* [RECORDS FOR THIS TASK]
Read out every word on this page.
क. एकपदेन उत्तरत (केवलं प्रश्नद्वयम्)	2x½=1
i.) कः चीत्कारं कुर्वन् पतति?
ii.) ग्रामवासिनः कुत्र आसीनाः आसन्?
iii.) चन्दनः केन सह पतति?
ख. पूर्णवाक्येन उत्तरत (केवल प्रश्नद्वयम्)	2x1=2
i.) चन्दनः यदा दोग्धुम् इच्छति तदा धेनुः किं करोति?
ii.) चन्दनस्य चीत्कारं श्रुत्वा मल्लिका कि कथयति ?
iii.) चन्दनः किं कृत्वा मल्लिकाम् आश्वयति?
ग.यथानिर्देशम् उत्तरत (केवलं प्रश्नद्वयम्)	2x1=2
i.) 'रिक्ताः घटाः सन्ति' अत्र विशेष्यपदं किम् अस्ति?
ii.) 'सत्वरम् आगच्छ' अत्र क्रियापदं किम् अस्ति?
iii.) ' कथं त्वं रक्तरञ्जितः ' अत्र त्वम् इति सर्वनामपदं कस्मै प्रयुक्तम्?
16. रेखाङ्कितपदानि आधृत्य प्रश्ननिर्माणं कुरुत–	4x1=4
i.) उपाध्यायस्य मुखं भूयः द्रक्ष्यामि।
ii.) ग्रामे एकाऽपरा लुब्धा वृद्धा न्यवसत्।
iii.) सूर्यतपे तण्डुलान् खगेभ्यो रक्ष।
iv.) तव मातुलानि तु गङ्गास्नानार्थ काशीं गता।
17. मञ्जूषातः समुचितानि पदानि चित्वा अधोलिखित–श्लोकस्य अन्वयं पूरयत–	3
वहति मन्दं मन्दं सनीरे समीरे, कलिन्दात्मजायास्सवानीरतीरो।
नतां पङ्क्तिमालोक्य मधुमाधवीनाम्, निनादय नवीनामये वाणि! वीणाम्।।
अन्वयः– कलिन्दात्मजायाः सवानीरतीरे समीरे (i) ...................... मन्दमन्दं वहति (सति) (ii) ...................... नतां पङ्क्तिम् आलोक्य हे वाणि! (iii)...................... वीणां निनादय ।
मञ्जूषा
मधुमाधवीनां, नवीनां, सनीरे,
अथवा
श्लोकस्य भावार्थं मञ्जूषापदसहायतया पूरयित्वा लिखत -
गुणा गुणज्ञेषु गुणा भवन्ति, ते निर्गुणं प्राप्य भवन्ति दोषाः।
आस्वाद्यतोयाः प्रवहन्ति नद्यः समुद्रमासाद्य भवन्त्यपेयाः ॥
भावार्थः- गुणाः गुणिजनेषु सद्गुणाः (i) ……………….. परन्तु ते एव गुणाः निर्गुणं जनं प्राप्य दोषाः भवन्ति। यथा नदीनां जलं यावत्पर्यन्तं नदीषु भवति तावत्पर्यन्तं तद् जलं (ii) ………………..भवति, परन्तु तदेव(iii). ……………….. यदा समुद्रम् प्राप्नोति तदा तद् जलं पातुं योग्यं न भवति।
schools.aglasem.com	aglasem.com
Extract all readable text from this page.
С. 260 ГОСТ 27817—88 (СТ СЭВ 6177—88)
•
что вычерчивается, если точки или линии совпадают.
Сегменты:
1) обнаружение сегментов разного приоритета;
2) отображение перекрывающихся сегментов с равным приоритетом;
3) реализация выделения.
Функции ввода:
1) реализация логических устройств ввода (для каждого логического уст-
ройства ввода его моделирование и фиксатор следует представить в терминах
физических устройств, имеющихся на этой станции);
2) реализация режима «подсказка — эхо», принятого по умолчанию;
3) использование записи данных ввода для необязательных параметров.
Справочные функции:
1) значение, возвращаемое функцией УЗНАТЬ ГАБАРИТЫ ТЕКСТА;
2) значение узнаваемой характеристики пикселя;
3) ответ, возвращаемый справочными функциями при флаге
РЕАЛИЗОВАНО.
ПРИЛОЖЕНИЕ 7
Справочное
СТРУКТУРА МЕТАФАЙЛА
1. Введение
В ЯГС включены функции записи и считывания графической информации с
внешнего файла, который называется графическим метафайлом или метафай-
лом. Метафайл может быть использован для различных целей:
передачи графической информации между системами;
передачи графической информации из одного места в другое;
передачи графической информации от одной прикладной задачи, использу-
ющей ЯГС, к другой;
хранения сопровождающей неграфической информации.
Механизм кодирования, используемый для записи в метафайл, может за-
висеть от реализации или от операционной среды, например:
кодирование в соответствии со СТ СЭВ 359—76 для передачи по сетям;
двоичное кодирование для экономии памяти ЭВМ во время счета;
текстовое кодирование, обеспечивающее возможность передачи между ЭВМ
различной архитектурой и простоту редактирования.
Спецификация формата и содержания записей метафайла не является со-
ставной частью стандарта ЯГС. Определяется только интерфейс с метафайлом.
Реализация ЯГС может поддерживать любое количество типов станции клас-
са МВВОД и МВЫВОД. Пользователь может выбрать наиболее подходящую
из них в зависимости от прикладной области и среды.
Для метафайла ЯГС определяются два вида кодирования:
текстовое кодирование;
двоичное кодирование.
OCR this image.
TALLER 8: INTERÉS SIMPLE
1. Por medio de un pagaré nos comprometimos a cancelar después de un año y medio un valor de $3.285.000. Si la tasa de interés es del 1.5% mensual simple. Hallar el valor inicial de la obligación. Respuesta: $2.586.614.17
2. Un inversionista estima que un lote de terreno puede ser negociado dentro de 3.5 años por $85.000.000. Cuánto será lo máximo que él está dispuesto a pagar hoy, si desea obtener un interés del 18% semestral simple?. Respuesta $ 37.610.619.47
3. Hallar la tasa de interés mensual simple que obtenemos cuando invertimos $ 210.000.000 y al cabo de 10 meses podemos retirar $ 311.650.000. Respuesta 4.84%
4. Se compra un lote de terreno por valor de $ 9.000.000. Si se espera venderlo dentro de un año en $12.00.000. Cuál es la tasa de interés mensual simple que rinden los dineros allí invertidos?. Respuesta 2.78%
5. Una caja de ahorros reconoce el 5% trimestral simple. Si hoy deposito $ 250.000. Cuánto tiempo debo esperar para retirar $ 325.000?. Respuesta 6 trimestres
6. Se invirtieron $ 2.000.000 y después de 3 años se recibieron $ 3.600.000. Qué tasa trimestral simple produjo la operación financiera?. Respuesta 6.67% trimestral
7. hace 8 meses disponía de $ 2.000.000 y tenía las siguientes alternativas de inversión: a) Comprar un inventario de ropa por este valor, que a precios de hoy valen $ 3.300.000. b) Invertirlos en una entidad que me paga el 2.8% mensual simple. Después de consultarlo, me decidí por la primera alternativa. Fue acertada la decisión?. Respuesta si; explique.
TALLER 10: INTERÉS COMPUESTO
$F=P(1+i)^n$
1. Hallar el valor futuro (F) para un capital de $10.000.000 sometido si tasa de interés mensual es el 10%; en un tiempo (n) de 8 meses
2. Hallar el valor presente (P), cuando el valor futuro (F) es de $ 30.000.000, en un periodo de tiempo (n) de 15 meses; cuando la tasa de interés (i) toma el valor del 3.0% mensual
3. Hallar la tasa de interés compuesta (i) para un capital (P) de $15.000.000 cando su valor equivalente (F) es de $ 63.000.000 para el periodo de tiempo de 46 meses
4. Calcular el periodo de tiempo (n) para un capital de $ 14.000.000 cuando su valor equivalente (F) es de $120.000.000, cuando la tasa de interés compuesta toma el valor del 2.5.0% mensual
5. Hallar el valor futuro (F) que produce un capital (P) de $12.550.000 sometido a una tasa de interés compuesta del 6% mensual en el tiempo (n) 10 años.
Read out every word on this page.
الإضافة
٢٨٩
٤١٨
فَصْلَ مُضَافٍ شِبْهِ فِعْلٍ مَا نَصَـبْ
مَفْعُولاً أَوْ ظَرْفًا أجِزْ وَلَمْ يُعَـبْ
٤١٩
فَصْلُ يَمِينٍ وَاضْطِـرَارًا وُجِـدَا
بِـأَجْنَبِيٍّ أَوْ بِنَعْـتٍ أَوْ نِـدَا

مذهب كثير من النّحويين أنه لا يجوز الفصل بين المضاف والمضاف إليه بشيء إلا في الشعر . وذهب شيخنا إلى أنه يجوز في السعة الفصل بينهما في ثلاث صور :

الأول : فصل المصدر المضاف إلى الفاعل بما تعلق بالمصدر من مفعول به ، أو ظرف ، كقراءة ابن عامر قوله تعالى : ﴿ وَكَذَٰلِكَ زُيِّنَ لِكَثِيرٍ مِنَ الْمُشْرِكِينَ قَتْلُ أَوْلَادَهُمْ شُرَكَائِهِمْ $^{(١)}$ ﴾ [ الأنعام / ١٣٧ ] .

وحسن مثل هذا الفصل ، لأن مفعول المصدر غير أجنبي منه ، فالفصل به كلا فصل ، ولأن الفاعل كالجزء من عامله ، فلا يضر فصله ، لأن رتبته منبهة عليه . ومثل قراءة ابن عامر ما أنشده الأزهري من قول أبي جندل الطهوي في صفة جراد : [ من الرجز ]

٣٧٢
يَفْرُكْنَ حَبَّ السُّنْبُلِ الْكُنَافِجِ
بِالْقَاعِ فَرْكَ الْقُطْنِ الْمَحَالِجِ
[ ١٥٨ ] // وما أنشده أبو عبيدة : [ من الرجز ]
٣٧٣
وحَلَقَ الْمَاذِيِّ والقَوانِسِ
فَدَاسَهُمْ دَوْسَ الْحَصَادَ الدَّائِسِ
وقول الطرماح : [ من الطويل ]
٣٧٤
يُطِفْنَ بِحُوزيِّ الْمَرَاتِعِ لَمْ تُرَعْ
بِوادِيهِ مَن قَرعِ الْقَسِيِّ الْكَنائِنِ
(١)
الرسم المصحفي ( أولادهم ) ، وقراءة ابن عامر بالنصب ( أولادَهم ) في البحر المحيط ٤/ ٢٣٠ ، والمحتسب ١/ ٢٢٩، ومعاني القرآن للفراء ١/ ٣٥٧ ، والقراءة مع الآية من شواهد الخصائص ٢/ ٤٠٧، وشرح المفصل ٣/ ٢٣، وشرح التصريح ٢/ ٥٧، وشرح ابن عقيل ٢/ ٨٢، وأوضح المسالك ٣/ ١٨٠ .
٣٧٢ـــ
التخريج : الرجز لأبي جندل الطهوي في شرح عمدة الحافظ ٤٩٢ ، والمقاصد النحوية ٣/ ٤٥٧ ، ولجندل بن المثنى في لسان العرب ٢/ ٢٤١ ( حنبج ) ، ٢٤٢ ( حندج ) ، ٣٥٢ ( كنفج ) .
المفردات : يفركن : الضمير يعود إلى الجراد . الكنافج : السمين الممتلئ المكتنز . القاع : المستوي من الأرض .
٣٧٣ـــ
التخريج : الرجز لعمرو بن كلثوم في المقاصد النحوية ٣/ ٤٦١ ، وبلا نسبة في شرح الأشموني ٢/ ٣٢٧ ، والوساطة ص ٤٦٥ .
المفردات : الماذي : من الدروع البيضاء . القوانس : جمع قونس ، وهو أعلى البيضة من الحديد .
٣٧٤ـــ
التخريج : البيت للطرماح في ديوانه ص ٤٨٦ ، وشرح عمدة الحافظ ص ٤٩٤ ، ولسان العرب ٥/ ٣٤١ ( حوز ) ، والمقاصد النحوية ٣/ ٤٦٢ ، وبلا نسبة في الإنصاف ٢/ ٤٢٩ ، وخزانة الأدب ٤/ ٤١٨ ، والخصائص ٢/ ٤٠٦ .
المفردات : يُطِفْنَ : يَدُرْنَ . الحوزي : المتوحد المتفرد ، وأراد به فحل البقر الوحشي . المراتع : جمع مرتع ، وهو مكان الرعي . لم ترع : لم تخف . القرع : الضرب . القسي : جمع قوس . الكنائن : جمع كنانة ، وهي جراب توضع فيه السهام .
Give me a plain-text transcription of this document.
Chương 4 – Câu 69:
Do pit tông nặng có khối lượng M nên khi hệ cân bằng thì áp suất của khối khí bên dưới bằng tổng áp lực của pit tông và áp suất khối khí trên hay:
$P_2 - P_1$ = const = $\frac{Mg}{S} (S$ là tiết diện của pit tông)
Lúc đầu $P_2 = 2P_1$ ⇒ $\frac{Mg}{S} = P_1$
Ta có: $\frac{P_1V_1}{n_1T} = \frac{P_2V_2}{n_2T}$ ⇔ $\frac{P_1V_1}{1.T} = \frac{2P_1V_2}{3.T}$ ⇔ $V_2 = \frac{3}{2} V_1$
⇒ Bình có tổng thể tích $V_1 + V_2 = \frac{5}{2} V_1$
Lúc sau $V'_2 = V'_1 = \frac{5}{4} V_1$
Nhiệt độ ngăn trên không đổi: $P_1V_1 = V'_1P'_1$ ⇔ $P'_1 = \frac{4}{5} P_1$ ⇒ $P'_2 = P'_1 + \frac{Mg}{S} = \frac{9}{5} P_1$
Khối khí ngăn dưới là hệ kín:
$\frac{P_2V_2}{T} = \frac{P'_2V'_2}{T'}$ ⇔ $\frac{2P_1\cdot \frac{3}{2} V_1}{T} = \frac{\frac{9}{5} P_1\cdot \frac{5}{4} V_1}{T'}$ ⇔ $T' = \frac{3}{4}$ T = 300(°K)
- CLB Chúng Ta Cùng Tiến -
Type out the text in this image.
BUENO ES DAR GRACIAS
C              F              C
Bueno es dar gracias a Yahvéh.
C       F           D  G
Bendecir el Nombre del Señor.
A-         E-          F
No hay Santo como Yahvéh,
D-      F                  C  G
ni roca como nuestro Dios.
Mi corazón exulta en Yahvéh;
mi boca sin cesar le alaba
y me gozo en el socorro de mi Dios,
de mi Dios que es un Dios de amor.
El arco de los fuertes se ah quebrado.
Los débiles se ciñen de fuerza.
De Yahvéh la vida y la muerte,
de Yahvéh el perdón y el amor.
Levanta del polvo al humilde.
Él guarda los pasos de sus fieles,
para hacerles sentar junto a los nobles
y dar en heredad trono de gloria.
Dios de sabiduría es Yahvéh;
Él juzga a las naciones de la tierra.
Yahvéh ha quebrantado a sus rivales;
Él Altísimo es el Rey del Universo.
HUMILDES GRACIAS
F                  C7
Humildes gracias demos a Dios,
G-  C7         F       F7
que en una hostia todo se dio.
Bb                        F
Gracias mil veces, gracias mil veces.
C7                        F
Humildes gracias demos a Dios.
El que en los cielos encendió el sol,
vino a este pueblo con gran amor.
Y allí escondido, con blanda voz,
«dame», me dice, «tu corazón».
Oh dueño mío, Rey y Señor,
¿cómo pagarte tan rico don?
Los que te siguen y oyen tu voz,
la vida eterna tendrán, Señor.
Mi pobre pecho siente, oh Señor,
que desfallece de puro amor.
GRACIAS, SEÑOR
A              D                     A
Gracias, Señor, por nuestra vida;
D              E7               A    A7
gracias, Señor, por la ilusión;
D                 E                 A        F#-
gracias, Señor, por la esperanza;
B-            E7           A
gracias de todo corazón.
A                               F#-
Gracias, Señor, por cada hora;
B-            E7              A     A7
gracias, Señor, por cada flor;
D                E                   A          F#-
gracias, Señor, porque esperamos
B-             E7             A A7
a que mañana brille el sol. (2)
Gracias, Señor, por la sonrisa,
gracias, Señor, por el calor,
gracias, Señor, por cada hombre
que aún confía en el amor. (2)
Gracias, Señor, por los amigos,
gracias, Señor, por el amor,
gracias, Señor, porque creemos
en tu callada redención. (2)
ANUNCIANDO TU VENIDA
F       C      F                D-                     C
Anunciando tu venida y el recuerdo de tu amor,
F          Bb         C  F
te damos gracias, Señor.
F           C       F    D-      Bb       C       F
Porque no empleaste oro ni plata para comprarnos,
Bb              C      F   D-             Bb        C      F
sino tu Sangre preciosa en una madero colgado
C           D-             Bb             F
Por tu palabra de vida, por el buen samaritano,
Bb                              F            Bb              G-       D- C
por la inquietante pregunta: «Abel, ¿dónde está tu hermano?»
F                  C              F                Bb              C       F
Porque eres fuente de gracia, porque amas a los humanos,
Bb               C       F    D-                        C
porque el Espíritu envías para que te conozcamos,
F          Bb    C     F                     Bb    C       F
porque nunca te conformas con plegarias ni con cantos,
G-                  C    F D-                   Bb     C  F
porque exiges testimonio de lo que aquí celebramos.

* [GOAL OF THE EXERCISE]
Identify the lines above that contain the word "trên", then copy them.

* [OUTPUT OF THE EXERCISE]
Do pit tông nặng có khối lượng M nên khi hệ cân bằng thì áp suất của khối khí bên dưới bằng tổng áp lực của pit tông và áp suất khối khí trên hay:
Nhiệt độ ngăn trên không đổi: $P_1V_1 = V'_1P'_1$ ⇔ $P'_1 = \frac{4}{5} P_1$ ⇒ $P'_2 = P'_1 + \frac{Mg}{S} = \frac{9}{5} P_1$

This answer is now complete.